▶ [TASK OBJECTIVE] Leave out the pictures and repeat the data exactly.
┌─ DATA FOR THIS EXERCISE
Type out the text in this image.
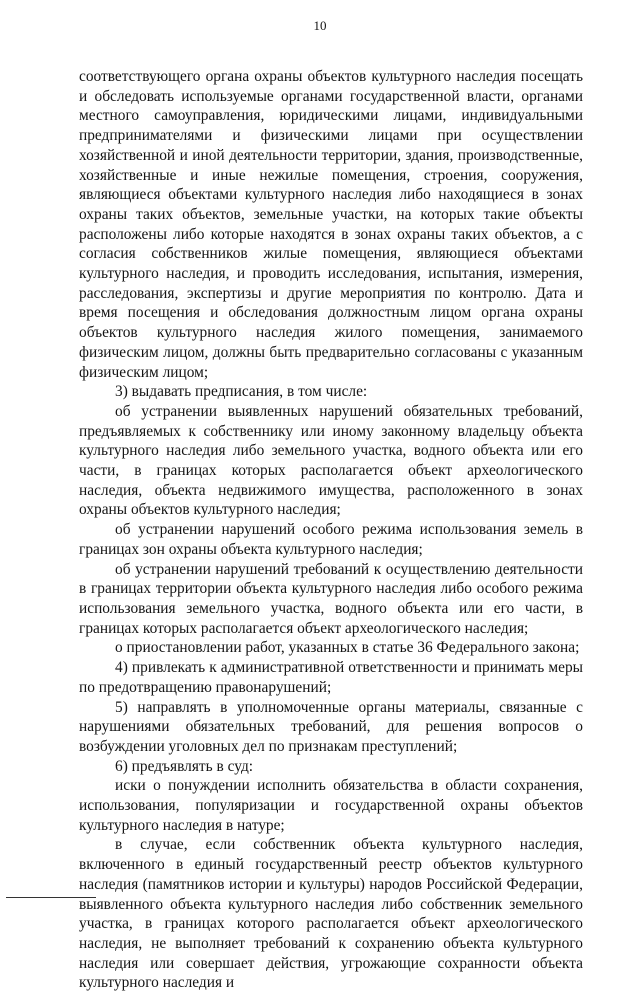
10

соответствующего органа охраны объектов культурного наследия посещать и обследовать используемые органами государственной власти, органами местного самоуправления, юридическими лицами, индивидуальными предпринимателями и физическими лицами при осуществлении хозяйственной и иной деятельности территории, здания, производственные, хозяйственные и иные нежилые помещения, строения, сооружения, являющиеся объектами культурного наследия либо находящиеся в зонах охраны таких объектов, земельные участки, на которых такие объекты расположены либо которые находятся в зонах охраны таких объектов, а с согласия собственников жилые помещения, являющиеся объектами культурного наследия, и проводить исследования, испытания, измерения, расследования, экспертизы и другие мероприятия по контролю. Дата и время посещения и обследования должностным лицом органа охраны объектов культурного наследия жилого помещения, занимаемого физическим лицом, должны быть предварительно согласованы с указанным физическим лицом;

3) выдавать предписания, в том числе:

об устранении выявленных нарушений обязательных требований, предъявляемых к собственнику или иному законному владельцу объекта культурного наследия либо земельного участка, водного объекта или его части, в границах которых располагается объект археологического наследия, объекта недвижимого имущества, расположенного в зонах охраны объектов культурного наследия;

об устранении нарушений особого режима использования земель в границах зон охраны объекта культурного наследия;

об устранении нарушений требований к осуществлению деятельности в границах территории объекта культурного наследия либо особого режима использования земельного участка, водного объекта или его части, в границах которых располагается объект археологического наследия;

о приостановлении работ, указанных в статье 36 Федерального закона;

4) привлекать к административной ответственности и принимать меры по предотвращению правонарушений;

5) направлять в уполномоченные органы материалы, связанные с нарушениями обязательных требований, для решения вопросов о возбуждении уголовных дел по признакам преступлений;

6) предъявлять в суд:

иски о понуждении исполнить обязательства в области сохранения, использования, популяризации и государственной охраны объектов культурного наследия в натуре;

в случае, если собственник объекта культурного наследия, включенного в единый государственный реестр объектов культурного наследия (памятников истории и культуры) народов Российской Федерации, выявленного объекта культурного наследия либо собственник земельного участка, в границах которого располагается объект археологического наследия, не выполняет требований к сохранению объекта культурного наследия или совершает действия, угрожающие сохранности объекта культурного наследия и
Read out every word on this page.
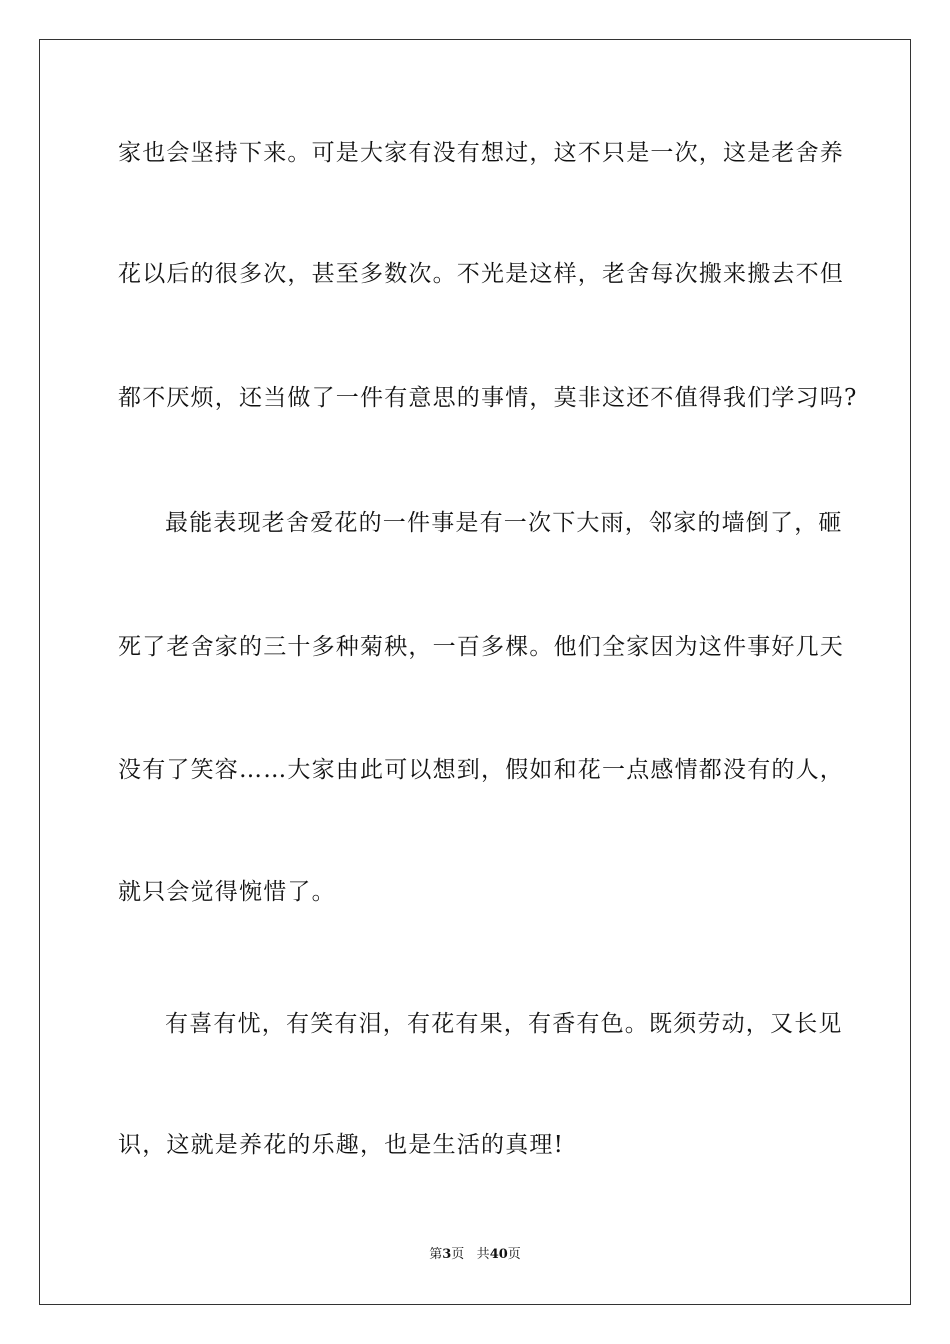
家也会坚持下来。可是大家有没有想过，这不只是一次，这是老舍养
花以后的很多次，甚至多数次。不光是这样，老舍每次搬来搬去不但
都不厌烦，还当做了一件有意思的事情，莫非这还不值得我们学习吗?
最能表现老舍爱花的一件事是有一次下大雨，邻家的墙倒了，砸
死了老舍家的三十多种菊秧，一百多棵。他们全家因为这件事好几天
没有了笑容……大家由此可以想到，假如和花一点感情都没有的人，
就只会觉得惋惜了。
有喜有忧，有笑有泪，有花有果，有香有色。既须劳动，又长见
识，这就是养花的乐趣，也是生活的真理!
第3页 共40页
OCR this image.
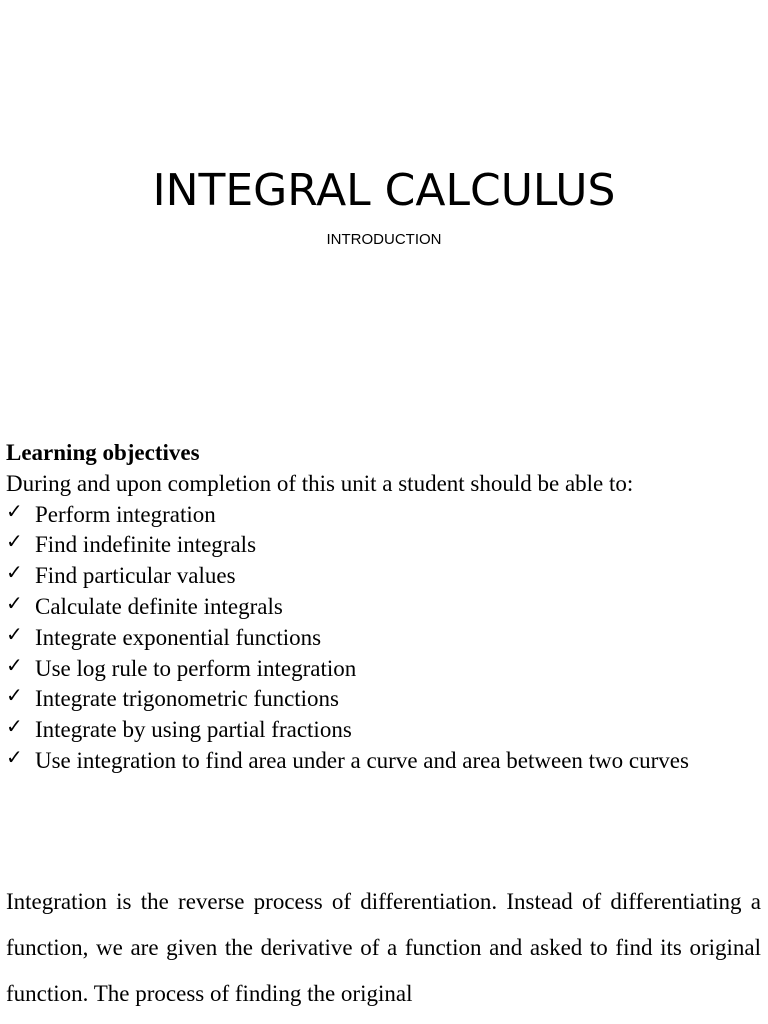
INTEGRAL CALCULUS
INTRODUCTION
Learning objectives
During and upon completion of this unit a student should be able to:
✓ Perform integration
✓ Find indefinite integrals
✓ Find particular values
✓ Calculate definite integrals
✓ Integrate exponential functions
✓ Use log rule to perform integration
✓ Integrate trigonometric functions
✓ Integrate by using partial fractions
✓ Use integration to find area under a curve and area between two curves

Integration is the reverse process of differentiation. Instead of differentiating a function, we are given the derivative of a function and asked to find its original function. The process of finding the original
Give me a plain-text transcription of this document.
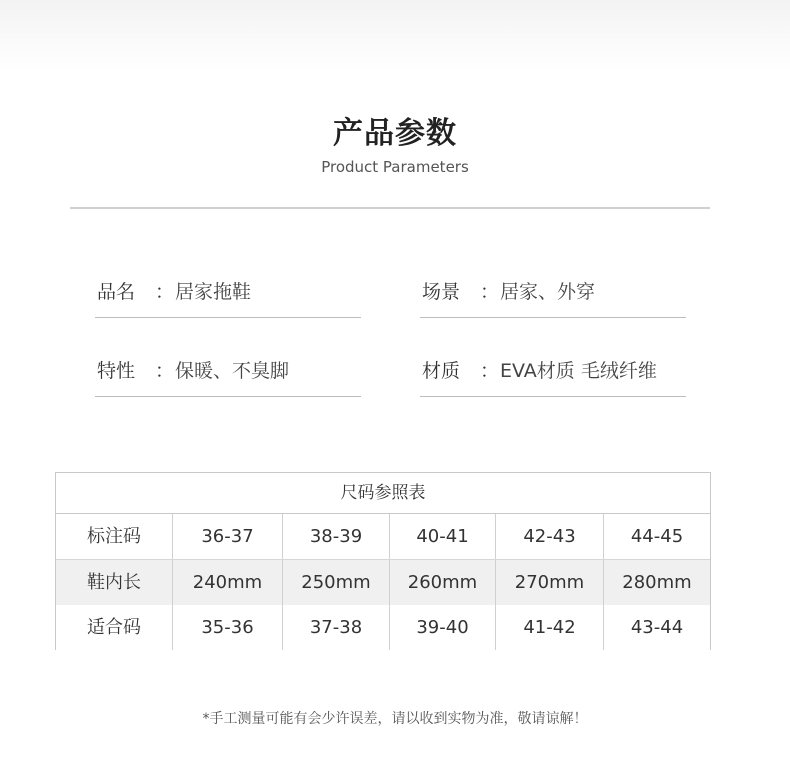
产品参数
Product Parameters
品名 ： 居家拖鞋	场景 ： 居家、外穿
特性 ： 保暖、不臭脚	材质 ： EVA材质 毛绒纤维
尺码参照表
标注码	36-37	38-39	40-41	42-43	44-45
鞋内长	240mm	250mm	260mm	270mm	280mm
适合码	35-36	37-38	39-40	41-42	43-44
*手工测量可能有会少许误差，请以收到实物为准，敬请谅解！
└─
▶ [EXERCISE OUTPUT]
Type out the text in this image.
10

соответствующего органа охраны объектов культурного наследия посещать и обследовать используемые органами государственной власти, органами местного самоуправления, юридическими лицами, индивидуальными предпринимателями и физическими лицами при осуществлении хозяйственной и иной деятельности территории, здания, производственные, хозяйственные и иные нежилые помещения, строения, сооружения, являющиеся объектами культурного наследия либо находящиеся в зонах охраны таких объектов, земельные участки, на которых такие объекты расположены либо которые находятся в зонах охраны таких объектов, а с согласия собственников жилые помещения, являющиеся объектами культурного наследия, и проводить исследования, испытания, измерения, расследования, экспертизы и другие мероприятия по контролю. Дата и время посещения и обследования должностным лицом органа охраны объектов культурного наследия жилого помещения, занимаемого физическим лицом, должны быть предварительно согласованы с указанным физическим лицом;

3) выдавать предписания, в том числе:

об устранении выявленных нарушений обязательных требований, предъявляемых к собственнику или иному законному владельцу объекта культурного наследия либо земельного участка, водного объекта или его части, в границах которых располагается объект археологического наследия, объекта недвижимого имущества, расположенного в зонах охраны объектов культурного наследия;

об устранении нарушений особого режима использования земель в границах зон охраны объекта культурного наследия;

об устранении нарушений требований к осуществлению деятельности в границах территории объекта культурного наследия либо особого режима использования земельного участка, водного объекта или его части, в границах которых располагается объект археологического наследия;

о приостановлении работ, указанных в статье 36 Федерального закона;

4) привлекать к административной ответственности и принимать меры по предотвращению правонарушений;

5) направлять в уполномоченные органы материалы, связанные с нарушениями обязательных требований, для решения вопросов о возбуждении уголовных дел по признакам преступлений;

6) предъявлять в суд:

иски о понуждении исполнить обязательства в области сохранения, использования, популяризации и государственной охраны объектов культурного наследия в натуре;

в случае, если собственник объекта культурного наследия, включенного в единый государственный реестр объектов культурного наследия (памятников истории и культуры) народов Российской Федерации, выявленного объекта культурного наследия либо собственник земельного участка, в границах которого располагается объект археологического наследия, не выполняет требований к сохранению объекта культурного наследия или совершает действия, угрожающие сохранности объекта культурного наследия и
Read out every word on this page.
家也会坚持下来。可是大家有没有想过，这不只是一次，这是老舍养
花以后的很多次，甚至多数次。不光是这样，老舍每次搬来搬去不但
都不厌烦，还当做了一件有意思的事情，莫非这还不值得我们学习吗?
最能表现老舍爱花的一件事是有一次下大雨，邻家的墙倒了，砸
死了老舍家的三十多种菊秧，一百多棵。他们全家因为这件事好几天
没有了笑容……大家由此可以想到，假如和花一点感情都没有的人，
就只会觉得惋惜了。
有喜有忧，有笑有泪，有花有果，有香有色。既须劳动，又长见
识，这就是养花的乐趣，也是生活的真理!
第3页 共40页
OCR this image.
INTEGRAL CALCULUS
INTRODUCTION
Learning objectives
During and upon completion of this unit a student should be able to:
✓ Perform integration
✓ Find indefinite integrals
✓ Find particular values
✓ Calculate definite integrals
✓ Integrate exponential functions
✓ Use log rule to perform integration
✓ Integrate trigonometric functions
✓ Integrate by using partial fractions
✓ Use integration to find area under a curve and area between two curves

Integration is the reverse process of differentiation. Instead of differentiating a function, we are given the derivative of a function and asked to find its original function. The process of finding the original
Give me a plain-text transcription of this document.
产品参数
Product Parameters
品名 ： 居家拖鞋	场景 ： 居家、外穿
特性 ： 保暖、不臭脚	材质 ： EVA材质 毛绒纤维
尺码参照表
标注码	36-37	38-39	40-41	42-43	44-45
鞋内长	240mm	250mm	260mm	270mm	280mm
适合码	35-36	37-38	39-40	41-42	43-44
*手工测量可能有会少许误差，请以收到实物为准，敬请谅解！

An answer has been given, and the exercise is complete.